▶ Problem:
Filter the records below for the word "décomposé". Copy each line that holds it.

# # #

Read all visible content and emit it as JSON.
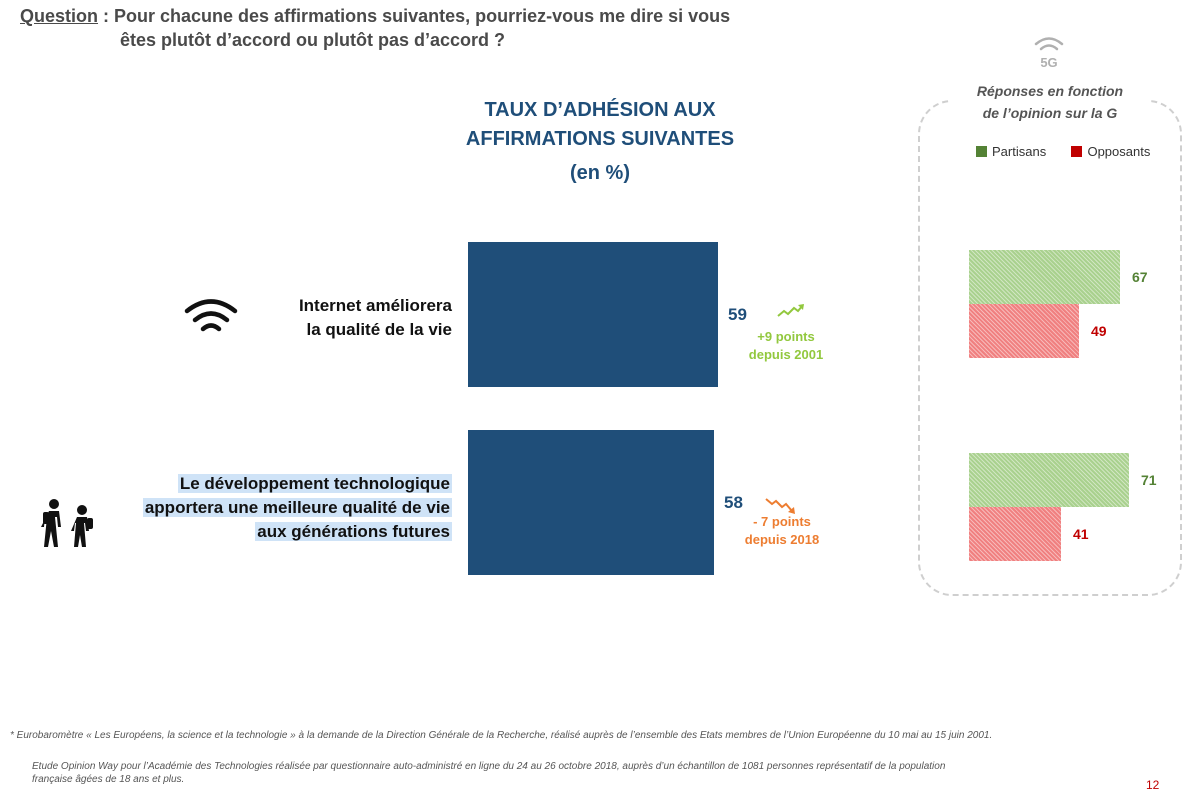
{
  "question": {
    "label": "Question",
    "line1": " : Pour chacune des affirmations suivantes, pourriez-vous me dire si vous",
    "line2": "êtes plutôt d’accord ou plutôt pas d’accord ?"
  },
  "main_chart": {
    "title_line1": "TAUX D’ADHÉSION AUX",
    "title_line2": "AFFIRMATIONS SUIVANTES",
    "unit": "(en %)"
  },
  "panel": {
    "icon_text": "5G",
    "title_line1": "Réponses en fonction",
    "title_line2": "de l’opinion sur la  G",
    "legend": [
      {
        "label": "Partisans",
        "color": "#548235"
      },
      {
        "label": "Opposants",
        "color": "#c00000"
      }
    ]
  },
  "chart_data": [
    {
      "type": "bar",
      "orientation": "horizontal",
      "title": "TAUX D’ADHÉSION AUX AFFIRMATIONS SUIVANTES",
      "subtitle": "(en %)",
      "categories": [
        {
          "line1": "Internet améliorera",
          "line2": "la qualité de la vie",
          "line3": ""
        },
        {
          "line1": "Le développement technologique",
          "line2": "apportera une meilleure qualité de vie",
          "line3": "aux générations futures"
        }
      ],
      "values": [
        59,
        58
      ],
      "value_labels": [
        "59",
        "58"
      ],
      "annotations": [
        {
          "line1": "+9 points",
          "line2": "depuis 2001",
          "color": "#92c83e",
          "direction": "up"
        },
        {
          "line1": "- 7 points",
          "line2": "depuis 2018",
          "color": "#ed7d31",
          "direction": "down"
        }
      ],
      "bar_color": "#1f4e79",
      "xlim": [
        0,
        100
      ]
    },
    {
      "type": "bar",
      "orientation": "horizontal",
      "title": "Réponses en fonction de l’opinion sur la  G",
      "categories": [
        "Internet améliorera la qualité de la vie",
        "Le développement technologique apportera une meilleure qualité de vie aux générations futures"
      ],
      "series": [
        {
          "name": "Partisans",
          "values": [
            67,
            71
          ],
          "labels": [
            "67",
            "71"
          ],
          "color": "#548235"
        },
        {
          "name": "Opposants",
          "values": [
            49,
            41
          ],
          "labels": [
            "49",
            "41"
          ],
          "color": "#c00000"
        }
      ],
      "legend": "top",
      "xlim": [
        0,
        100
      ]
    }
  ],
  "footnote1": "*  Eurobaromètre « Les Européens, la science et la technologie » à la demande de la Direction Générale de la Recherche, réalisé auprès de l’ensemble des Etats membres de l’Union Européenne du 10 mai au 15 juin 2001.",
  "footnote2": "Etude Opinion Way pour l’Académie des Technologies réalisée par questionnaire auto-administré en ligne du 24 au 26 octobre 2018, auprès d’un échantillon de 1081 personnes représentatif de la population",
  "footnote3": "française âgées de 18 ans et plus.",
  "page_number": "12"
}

# # #

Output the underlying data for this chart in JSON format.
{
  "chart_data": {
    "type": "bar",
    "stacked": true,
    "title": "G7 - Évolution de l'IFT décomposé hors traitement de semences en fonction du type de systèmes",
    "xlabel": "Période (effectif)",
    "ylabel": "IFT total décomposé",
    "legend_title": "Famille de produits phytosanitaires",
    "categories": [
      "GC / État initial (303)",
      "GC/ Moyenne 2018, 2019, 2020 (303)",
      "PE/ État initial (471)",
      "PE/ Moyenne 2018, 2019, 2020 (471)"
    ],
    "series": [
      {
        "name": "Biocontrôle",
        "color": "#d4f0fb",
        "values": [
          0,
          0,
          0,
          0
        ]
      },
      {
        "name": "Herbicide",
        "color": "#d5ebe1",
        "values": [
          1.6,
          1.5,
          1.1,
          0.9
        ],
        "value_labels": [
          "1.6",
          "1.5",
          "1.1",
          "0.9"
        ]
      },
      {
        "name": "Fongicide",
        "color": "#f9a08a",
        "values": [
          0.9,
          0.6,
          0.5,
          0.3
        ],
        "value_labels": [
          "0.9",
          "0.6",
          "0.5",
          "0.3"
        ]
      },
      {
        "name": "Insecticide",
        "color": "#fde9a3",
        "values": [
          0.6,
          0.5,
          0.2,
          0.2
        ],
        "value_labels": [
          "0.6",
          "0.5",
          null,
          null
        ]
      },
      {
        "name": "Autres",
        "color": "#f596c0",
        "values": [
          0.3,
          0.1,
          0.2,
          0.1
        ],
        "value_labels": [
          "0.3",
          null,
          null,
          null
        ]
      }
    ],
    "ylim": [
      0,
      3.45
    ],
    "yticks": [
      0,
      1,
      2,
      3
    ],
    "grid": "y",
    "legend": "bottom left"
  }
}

# # #

▶ In response:
    "title": "G7 - Évolution de l'IFT décomposé hors traitement de semences en fonction du type de systèmes",
    "ylabel": "IFT total décomposé",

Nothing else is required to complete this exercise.